* [TASK TO CARRY OUT] Return the passage of the text on Indic consonant conjuncts from "About the specificity" up to and including "of the glyph.)", word for word.

I shall not comment a lot about table 6; suffice to say that we are all aware this is not a definitive and authoritative item.
About the specificity of ‘vattu’, I am not completely convinced: first, I believe a similar feature also exist in Kannada (but it applies to the subjoined forms, obviously), as in (?) ಸ್ತ್ರ್ವ ; furthermore, I feel the same behaviour exists for রবৰৱର and ବ. Then, there is the case of റ as in അവന്റെ (U+0D05 U+0D35 U+0D28 U+0D4D U+200D U+0D31 U+0D46; the rra is to be rendered in subjoined form below the chillaksaram nu) that I cannot decide due to lack of knowledge. And finally, there is न and व which in Sanskrit usually behave exactly the same way as र , except that there is no distinctive sign as is the rakar (which looks like a circumflex accent, at the bottom of the glyph.)
Something that should be outlined here is the special case of Bengali. Traditionnally (there has been a very detailled explanation at the respect from Mike Meir in the Indic mailing list), Bengali conjuncts are explained as using subjoined forms, for রলবণনম. In that way, Bengali could adhere to the same model as Kannada, Oriya, or Telugu, i.e. C2-conjoining. However, Bengali also has distinctive ‘half-forms’, here reduced in size versions of a number of C1 pure consonants, in a quite systematic way. We will revisit this issue below.

* [DATASET EXCERPTS]

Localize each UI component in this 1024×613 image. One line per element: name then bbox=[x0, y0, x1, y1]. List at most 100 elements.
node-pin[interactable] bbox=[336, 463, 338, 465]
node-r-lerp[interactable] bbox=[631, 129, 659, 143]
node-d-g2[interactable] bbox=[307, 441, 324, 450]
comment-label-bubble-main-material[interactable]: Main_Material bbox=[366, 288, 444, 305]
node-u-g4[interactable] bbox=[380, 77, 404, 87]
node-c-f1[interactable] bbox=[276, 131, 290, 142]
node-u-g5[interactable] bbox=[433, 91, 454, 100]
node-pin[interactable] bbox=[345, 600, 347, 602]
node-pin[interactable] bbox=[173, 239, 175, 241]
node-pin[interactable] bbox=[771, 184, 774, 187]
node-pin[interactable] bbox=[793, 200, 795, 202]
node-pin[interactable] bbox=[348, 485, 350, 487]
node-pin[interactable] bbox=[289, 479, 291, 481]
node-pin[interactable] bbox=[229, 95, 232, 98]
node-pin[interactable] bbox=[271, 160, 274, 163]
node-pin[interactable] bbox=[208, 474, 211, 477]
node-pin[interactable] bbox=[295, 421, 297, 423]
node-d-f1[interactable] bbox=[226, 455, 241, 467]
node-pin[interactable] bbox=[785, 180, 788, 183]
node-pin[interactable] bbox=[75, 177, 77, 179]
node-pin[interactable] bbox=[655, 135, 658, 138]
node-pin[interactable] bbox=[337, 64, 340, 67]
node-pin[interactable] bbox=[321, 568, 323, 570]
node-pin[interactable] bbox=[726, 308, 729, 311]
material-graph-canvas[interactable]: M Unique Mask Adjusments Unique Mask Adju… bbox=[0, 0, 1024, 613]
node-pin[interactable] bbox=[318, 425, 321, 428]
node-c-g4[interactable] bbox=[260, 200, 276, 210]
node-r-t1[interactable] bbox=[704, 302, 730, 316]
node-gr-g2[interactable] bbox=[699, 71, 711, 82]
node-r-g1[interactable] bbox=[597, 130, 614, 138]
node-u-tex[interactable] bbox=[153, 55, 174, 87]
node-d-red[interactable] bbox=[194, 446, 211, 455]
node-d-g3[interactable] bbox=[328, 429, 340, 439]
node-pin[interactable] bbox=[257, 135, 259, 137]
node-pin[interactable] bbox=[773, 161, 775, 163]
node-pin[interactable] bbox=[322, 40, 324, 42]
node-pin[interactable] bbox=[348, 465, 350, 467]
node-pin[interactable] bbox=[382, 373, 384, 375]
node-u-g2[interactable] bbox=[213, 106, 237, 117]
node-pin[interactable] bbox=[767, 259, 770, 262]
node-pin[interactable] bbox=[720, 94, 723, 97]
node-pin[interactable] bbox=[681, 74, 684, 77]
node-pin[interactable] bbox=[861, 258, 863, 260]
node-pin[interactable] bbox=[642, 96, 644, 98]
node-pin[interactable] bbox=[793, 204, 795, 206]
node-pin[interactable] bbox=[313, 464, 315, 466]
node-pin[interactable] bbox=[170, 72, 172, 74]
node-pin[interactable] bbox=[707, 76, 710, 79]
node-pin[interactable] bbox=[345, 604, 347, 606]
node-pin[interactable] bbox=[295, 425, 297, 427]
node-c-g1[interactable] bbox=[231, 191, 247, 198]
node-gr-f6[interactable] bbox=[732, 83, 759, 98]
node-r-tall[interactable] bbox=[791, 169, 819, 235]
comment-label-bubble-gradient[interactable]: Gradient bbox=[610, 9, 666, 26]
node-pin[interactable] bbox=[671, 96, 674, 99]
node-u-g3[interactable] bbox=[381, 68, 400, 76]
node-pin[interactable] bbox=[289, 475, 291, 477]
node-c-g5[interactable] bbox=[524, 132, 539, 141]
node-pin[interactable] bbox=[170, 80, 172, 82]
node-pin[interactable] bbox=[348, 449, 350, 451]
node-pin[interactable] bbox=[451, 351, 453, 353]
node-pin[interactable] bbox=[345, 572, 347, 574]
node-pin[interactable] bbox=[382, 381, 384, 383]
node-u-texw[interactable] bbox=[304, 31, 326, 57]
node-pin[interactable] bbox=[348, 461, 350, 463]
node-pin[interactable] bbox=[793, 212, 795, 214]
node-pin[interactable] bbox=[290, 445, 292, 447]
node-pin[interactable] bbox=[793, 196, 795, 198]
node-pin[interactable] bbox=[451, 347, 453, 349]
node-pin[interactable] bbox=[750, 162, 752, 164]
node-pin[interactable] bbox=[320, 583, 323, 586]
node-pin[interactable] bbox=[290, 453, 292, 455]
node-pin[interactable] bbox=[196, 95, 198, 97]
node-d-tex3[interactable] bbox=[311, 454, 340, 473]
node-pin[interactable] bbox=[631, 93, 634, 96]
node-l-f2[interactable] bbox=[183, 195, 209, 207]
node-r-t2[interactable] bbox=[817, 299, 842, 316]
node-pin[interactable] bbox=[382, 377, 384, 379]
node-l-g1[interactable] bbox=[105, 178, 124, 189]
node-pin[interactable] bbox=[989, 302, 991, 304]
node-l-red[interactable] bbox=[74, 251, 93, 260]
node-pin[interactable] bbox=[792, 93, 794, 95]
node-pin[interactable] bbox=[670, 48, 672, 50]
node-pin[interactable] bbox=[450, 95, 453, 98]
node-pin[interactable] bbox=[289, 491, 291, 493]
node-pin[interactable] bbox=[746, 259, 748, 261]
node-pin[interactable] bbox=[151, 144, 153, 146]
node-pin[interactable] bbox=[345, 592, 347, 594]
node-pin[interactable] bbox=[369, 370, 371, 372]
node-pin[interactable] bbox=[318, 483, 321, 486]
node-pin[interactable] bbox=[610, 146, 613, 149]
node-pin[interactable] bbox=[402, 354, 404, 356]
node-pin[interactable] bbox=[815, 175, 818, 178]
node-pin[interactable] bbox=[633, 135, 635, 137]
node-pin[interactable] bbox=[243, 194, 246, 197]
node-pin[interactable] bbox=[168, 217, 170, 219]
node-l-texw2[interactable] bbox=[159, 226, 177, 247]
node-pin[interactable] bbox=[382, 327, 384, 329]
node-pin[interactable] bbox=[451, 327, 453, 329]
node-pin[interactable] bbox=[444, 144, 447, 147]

* [RESPONSE]
About the specificity of ‘vattu’, I am not completely convinced: first, I believe a similar feature also exist in Kannada (but it applies to the subjoined forms, obviously), as in (?) ಸ್ತ್ರ್ವ ; furthermore, I feel the same behaviour exists for রবৰৱର and ବ. Then, there is the case of റ as in അവന്റെ (U+0D05 U+0D35 U+0D28 U+0D4D U+200D U+0D31 U+0D46; the rra is to be rendered in subjoined form below the chillaksaram nu) that I cannot decide due to lack of knowledge. And finally, there is न and व which in Sanskrit usually behave exactly the same way as र , except that there is no distinctive sign as is the rakar (which looks like a circumflex accent, at the bottom of the glyph.)